Collected data entries
· · · · ·

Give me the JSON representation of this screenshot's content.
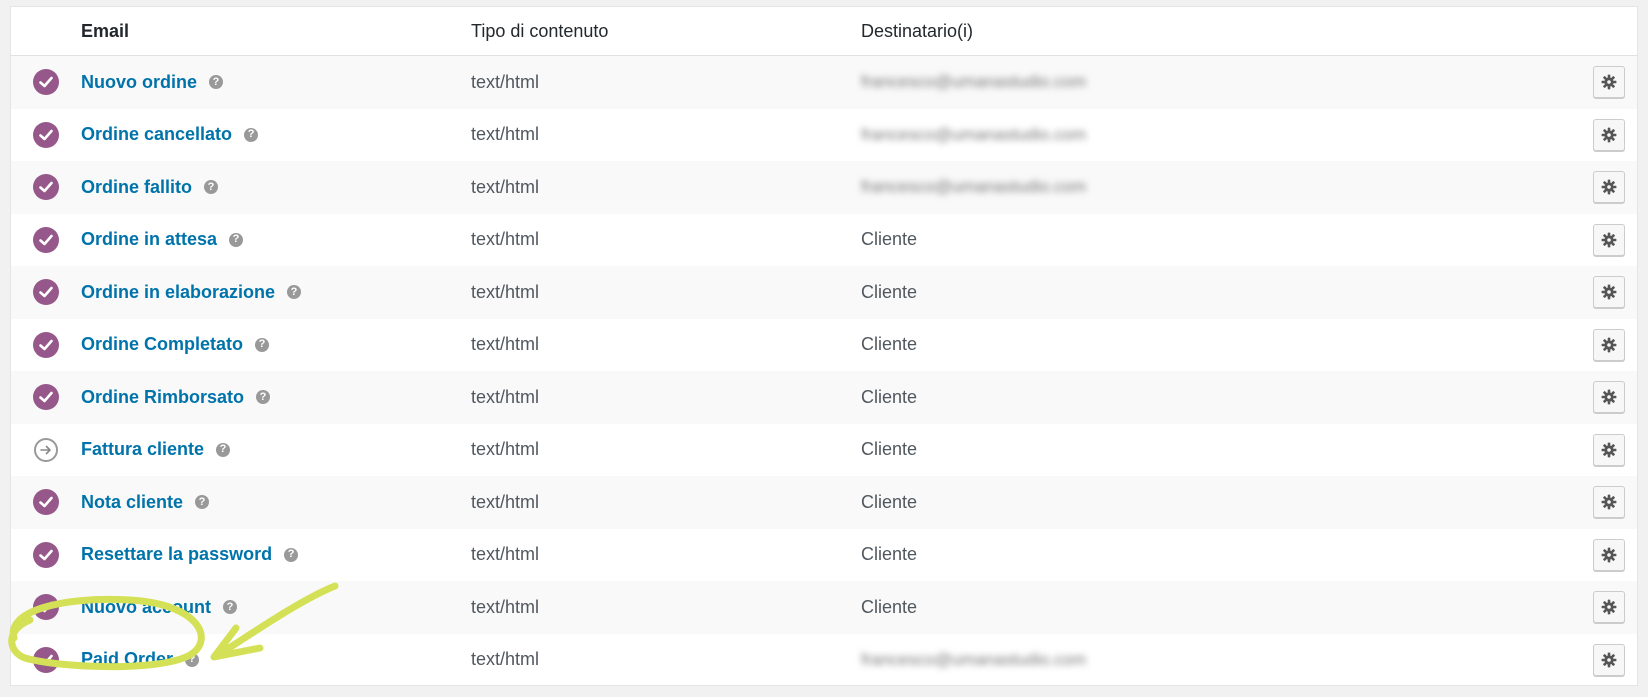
{
  "headers": {
    "email": "Email",
    "content_type": "Tipo di contenuto",
    "recipients": "Destinatario(i)"
  },
  "help_glyph": "?",
  "rows": [
    {
      "name": "Nuovo ordine",
      "content_type": "text/html",
      "recipient": "francesco@umanastudio.com",
      "status": "enabled",
      "recipient_blurred": true
    },
    {
      "name": "Ordine cancellato",
      "content_type": "text/html",
      "recipient": "francesco@umanastudio.com",
      "status": "enabled",
      "recipient_blurred": true
    },
    {
      "name": "Ordine fallito",
      "content_type": "text/html",
      "recipient": "francesco@umanastudio.com",
      "status": "enabled",
      "recipient_blurred": true
    },
    {
      "name": "Ordine in attesa",
      "content_type": "text/html",
      "recipient": "Cliente",
      "status": "enabled",
      "recipient_blurred": false
    },
    {
      "name": "Ordine in elaborazione",
      "content_type": "text/html",
      "recipient": "Cliente",
      "status": "enabled",
      "recipient_blurred": false
    },
    {
      "name": "Ordine Completato",
      "content_type": "text/html",
      "recipient": "Cliente",
      "status": "enabled",
      "recipient_blurred": false
    },
    {
      "name": "Ordine Rimborsato",
      "content_type": "text/html",
      "recipient": "Cliente",
      "status": "enabled",
      "recipient_blurred": false
    },
    {
      "name": "Fattura cliente",
      "content_type": "text/html",
      "recipient": "Cliente",
      "status": "manual",
      "recipient_blurred": false
    },
    {
      "name": "Nota cliente",
      "content_type": "text/html",
      "recipient": "Cliente",
      "status": "enabled",
      "recipient_blurred": false
    },
    {
      "name": "Resettare la password",
      "content_type": "text/html",
      "recipient": "Cliente",
      "status": "enabled",
      "recipient_blurred": false
    },
    {
      "name": "Nuovo account",
      "content_type": "text/html",
      "recipient": "Cliente",
      "status": "enabled",
      "recipient_blurred": false
    },
    {
      "name": "Paid Order",
      "content_type": "text/html",
      "recipient": "francesco@umanastudio.com",
      "status": "enabled",
      "recipient_blurred": true
    }
  ],
  "icons": {
    "enabled": "check-circle-icon",
    "manual": "arrow-right-circle-icon",
    "help": "help-icon",
    "settings": "gear-icon"
  },
  "colors": {
    "link": "#0073aa",
    "status_enabled": "#96588a",
    "annotation_highlight": "#d4e157"
  }
}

· · · · ·

Reproduce every line above as written, skipping pictures.

■ **OUTPUT FOR THIS EXERCISE**
Give me the JSON representation of this screenshot's content.
{
  "headers": {
    "email": "Email",
    "content_type": "Tipo di contenuto",
    "recipients": "Destinatario(i)"
  },
  "help_glyph": "?",
  "rows": [
    {
      "name": "Nuovo ordine",
      "content_type": "text/html",
      "recipient": "francesco@umanastudio.com",
      "status": "enabled",
      "recipient_blurred": true
    },
    {
      "name": "Ordine cancellato",
      "content_type": "text/html",
      "recipient": "francesco@umanastudio.com",
      "status": "enabled",
      "recipient_blurred": true
    },
    {
      "name": "Ordine fallito",
      "content_type": "text/html",
      "recipient": "francesco@umanastudio.com",
      "status": "enabled",
      "recipient_blurred": true
    },
    {
      "name": "Ordine in attesa",
      "content_type": "text/html",
      "recipient": "Cliente",
      "status": "enabled",
      "recipient_blurred": false
    },
    {
      "name": "Ordine in elaborazione",
      "content_type": "text/html",
      "recipient": "Cliente",
      "status": "enabled",
      "recipient_blurred": false
    },
    {
      "name": "Ordine Completato",
      "content_type": "text/html",
      "recipient": "Cliente",
      "status": "enabled",
      "recipient_blurred": false
    },
    {
      "name": "Ordine Rimborsato",
      "content_type": "text/html",
      "recipient": "Cliente",
      "status": "enabled",
      "recipient_blurred": false
    },
    {
      "name": "Fattura cliente",
      "content_type": "text/html",
      "recipient": "Cliente",
      "status": "manual",
      "recipient_blurred": false
    },
    {
      "name": "Nota cliente",
      "content_type": "text/html",
      "recipient": "Cliente",
      "status": "enabled",
      "recipient_blurred": false
    },
    {
      "name": "Resettare la password",
      "content_type": "text/html",
      "recipient": "Cliente",
      "status": "enabled",
      "recipient_blurred": false
    },
    {
      "name": "Nuovo account",
      "content_type": "text/html",
      "recipient": "Cliente",
      "status": "enabled",
      "recipient_blurred": false
    },
    {
      "name": "Paid Order",
      "content_type": "text/html",
      "recipient": "francesco@umanastudio.com",
      "status": "enabled",
      "recipient_blurred": true
    }
  ],
  "icons": {
    "enabled": "check-circle-icon",
    "manual": "arrow-right-circle-icon",
    "help": "help-icon",
    "settings": "gear-icon"
  },
  "colors": {
    "link": "#0073aa",
    "status_enabled": "#96588a",
    "annotation_highlight": "#d4e157"
  }
}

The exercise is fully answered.